* DATASET RECORDS
================

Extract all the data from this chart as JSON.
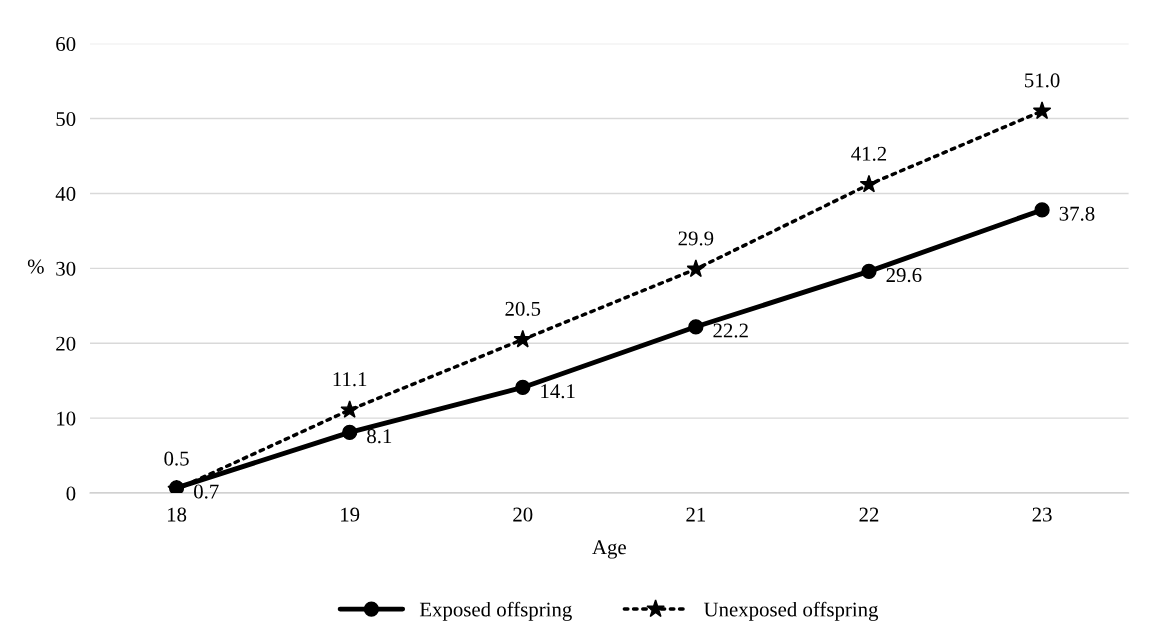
{
  "chart_data": {
    "type": "line",
    "xlabel": "Age",
    "ylabel": "%",
    "categories": [
      "18",
      "19",
      "20",
      "21",
      "22",
      "23"
    ],
    "series": [
      {
        "name": "Exposed offspring",
        "color": "#000000",
        "values": [
          0.7,
          8.1,
          14.1,
          22.2,
          29.6,
          37.8
        ],
        "value_labels": [
          "0.7",
          "8.1",
          "14.1",
          "22.2",
          "29.6",
          "37.8"
        ],
        "marker": "circle",
        "line_style": "solid"
      },
      {
        "name": "Unexposed offspring",
        "color": "#000000",
        "values": [
          0.5,
          11.1,
          20.5,
          29.9,
          41.2,
          51.0
        ],
        "value_labels": [
          "0.5",
          "11.1",
          "20.5",
          "29.9",
          "41.2",
          "51.0"
        ],
        "marker": "star",
        "line_style": "dotted"
      }
    ],
    "ylim": [
      0,
      60
    ],
    "yticks": [
      0,
      10,
      20,
      30,
      40,
      50,
      60
    ],
    "grid": "y",
    "legend": "bottom"
  }
}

================

* EXERCISE DESCRIPTION
Output all of the records exactly as they appear above, but not the pictures.

* FINAL RESULT
Extract all the data from this chart as JSON.
{
  "chart_data": {
    "type": "line",
    "xlabel": "Age",
    "ylabel": "%",
    "categories": [
      "18",
      "19",
      "20",
      "21",
      "22",
      "23"
    ],
    "series": [
      {
        "name": "Exposed offspring",
        "color": "#000000",
        "values": [
          0.7,
          8.1,
          14.1,
          22.2,
          29.6,
          37.8
        ],
        "value_labels": [
          "0.7",
          "8.1",
          "14.1",
          "22.2",
          "29.6",
          "37.8"
        ],
        "marker": "circle",
        "line_style": "solid"
      },
      {
        "name": "Unexposed offspring",
        "color": "#000000",
        "values": [
          0.5,
          11.1,
          20.5,
          29.9,
          41.2,
          51.0
        ],
        "value_labels": [
          "0.5",
          "11.1",
          "20.5",
          "29.9",
          "41.2",
          "51.0"
        ],
        "marker": "star",
        "line_style": "dotted"
      }
    ],
    "ylim": [
      0,
      60
    ],
    "yticks": [
      0,
      10,
      20,
      30,
      40,
      50,
      60
    ],
    "grid": "y",
    "legend": "bottom"
  }
}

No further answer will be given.